» What is being asked:
The listing must be reproduced in full, exactly as it stands.

» Available data:
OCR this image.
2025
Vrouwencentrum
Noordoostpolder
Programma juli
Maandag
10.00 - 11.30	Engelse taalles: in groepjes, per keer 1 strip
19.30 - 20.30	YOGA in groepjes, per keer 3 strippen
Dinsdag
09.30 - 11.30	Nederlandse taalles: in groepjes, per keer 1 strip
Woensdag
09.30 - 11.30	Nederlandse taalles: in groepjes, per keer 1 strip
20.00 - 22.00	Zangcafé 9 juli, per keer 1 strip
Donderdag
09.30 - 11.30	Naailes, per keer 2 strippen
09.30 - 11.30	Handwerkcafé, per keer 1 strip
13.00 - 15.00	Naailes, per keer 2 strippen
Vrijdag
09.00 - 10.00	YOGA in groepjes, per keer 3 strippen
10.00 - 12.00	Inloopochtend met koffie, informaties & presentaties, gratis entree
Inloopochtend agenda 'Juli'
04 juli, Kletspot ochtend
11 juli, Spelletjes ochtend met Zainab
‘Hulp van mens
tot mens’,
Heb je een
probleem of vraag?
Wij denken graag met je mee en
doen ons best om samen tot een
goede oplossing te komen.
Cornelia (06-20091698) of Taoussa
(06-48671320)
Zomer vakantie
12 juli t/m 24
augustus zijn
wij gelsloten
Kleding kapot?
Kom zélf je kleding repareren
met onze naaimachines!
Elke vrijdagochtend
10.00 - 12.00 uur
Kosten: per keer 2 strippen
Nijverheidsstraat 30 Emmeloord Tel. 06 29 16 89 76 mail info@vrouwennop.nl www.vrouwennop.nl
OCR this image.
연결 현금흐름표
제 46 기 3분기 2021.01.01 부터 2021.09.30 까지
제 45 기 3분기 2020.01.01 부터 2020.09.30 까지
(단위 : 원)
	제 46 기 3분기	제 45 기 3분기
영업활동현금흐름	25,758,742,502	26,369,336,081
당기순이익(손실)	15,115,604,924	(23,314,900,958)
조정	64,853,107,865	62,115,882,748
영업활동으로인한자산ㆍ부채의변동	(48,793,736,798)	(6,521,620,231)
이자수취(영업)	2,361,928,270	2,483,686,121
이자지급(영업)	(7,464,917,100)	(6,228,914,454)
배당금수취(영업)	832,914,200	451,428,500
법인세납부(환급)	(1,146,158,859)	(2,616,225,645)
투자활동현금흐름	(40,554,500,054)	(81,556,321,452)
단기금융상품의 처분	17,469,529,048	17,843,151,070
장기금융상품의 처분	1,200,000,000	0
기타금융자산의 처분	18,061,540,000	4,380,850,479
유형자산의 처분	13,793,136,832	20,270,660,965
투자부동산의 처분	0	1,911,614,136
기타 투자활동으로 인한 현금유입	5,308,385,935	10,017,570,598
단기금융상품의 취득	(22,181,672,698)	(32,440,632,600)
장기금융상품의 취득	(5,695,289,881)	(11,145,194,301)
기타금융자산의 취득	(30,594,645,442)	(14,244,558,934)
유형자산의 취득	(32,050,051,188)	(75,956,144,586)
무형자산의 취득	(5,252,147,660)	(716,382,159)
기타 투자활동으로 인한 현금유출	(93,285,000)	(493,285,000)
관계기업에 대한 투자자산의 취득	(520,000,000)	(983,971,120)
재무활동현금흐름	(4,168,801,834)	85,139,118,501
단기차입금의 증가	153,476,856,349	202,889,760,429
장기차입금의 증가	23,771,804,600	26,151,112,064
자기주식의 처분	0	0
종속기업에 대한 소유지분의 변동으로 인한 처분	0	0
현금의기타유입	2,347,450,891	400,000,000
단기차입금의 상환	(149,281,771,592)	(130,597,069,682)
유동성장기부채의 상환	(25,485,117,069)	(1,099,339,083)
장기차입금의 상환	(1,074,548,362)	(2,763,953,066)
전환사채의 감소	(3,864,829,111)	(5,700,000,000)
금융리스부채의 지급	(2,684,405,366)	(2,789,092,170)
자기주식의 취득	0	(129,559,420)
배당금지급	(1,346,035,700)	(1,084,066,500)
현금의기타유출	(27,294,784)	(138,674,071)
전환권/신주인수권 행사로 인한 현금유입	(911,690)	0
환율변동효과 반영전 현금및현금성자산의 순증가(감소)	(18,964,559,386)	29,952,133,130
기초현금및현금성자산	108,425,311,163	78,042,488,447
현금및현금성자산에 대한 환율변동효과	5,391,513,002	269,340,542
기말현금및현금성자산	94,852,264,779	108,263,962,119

» Response to this exercise:
OCR this image.
2025
Vrouwencentrum
Noordoostpolder
Programma juli
Maandag
10.00 - 11.30	Engelse taalles: in groepjes, per keer 1 strip
19.30 - 20.30	YOGA in groepjes, per keer 3 strippen
Dinsdag
09.30 - 11.30	Nederlandse taalles: in groepjes, per keer 1 strip
Woensdag
09.30 - 11.30	Nederlandse taalles: in groepjes, per keer 1 strip
20.00 - 22.00	Zangcafé 9 juli, per keer 1 strip
Donderdag
09.30 - 11.30	Naailes, per keer 2 strippen
09.30 - 11.30	Handwerkcafé, per keer 1 strip
13.00 - 15.00	Naailes, per keer 2 strippen
Vrijdag
09.00 - 10.00	YOGA in groepjes, per keer 3 strippen
10.00 - 12.00	Inloopochtend met koffie, informaties & presentaties, gratis entree
Inloopochtend agenda 'Juli'
04 juli, Kletspot ochtend
11 juli, Spelletjes ochtend met Zainab
‘Hulp van mens
tot mens’,
Heb je een
probleem of vraag?
Wij denken graag met je mee en
doen ons best om samen tot een
goede oplossing te komen.
Cornelia (06-20091698) of Taoussa
(06-48671320)
Zomer vakantie
12 juli t/m 24
augustus zijn
wij gelsloten
Kleding kapot?
Kom zélf je kleding repareren
met onze naaimachines!
Elke vrijdagochtend
10.00 - 12.00 uur
Kosten: per keer 2 strippen
Nijverheidsstraat 30 Emmeloord Tel. 06 29 16 89 76 mail info@vrouwennop.nl www.vrouwennop.nl
OCR this image.
연결 현금흐름표
제 46 기 3분기 2021.01.01 부터 2021.09.30 까지
제 45 기 3분기 2020.01.01 부터 2020.09.30 까지
(단위 : 원)
	제 46 기 3분기	제 45 기 3분기
영업활동현금흐름	25,758,742,502	26,369,336,081
당기순이익(손실)	15,115,604,924	(23,314,900,958)
조정	64,853,107,865	62,115,882,748
영업활동으로인한자산ㆍ부채의변동	(48,793,736,798)	(6,521,620,231)
이자수취(영업)	2,361,928,270	2,483,686,121
이자지급(영업)	(7,464,917,100)	(6,228,914,454)
배당금수취(영업)	832,914,200	451,428,500
법인세납부(환급)	(1,146,158,859)	(2,616,225,645)
투자활동현금흐름	(40,554,500,054)	(81,556,321,452)
단기금융상품의 처분	17,469,529,048	17,843,151,070
장기금융상품의 처분	1,200,000,000	0
기타금융자산의 처분	18,061,540,000	4,380,850,479
유형자산의 처분	13,793,136,832	20,270,660,965
투자부동산의 처분	0	1,911,614,136
기타 투자활동으로 인한 현금유입	5,308,385,935	10,017,570,598
단기금융상품의 취득	(22,181,672,698)	(32,440,632,600)
장기금융상품의 취득	(5,695,289,881)	(11,145,194,301)
기타금융자산의 취득	(30,594,645,442)	(14,244,558,934)
유형자산의 취득	(32,050,051,188)	(75,956,144,586)
무형자산의 취득	(5,252,147,660)	(716,382,159)
기타 투자활동으로 인한 현금유출	(93,285,000)	(493,285,000)
관계기업에 대한 투자자산의 취득	(520,000,000)	(983,971,120)
재무활동현금흐름	(4,168,801,834)	85,139,118,501
단기차입금의 증가	153,476,856,349	202,889,760,429
장기차입금의 증가	23,771,804,600	26,151,112,064
자기주식의 처분	0	0
종속기업에 대한 소유지분의 변동으로 인한 처분	0	0
현금의기타유입	2,347,450,891	400,000,000
단기차입금의 상환	(149,281,771,592)	(130,597,069,682)
유동성장기부채의 상환	(25,485,117,069)	(1,099,339,083)
장기차입금의 상환	(1,074,548,362)	(2,763,953,066)
전환사채의 감소	(3,864,829,111)	(5,700,000,000)
금융리스부채의 지급	(2,684,405,366)	(2,789,092,170)
자기주식의 취득	0	(129,559,420)
배당금지급	(1,346,035,700)	(1,084,066,500)
현금의기타유출	(27,294,784)	(138,674,071)
전환권/신주인수권 행사로 인한 현금유입	(911,690)	0
환율변동효과 반영전 현금및현금성자산의 순증가(감소)	(18,964,559,386)	29,952,133,130
기초현금및현금성자산	108,425,311,163	78,042,488,447
현금및현금성자산에 대한 환율변동효과	5,391,513,002	269,340,542
기말현금및현금성자산	94,852,264,779	108,263,962,119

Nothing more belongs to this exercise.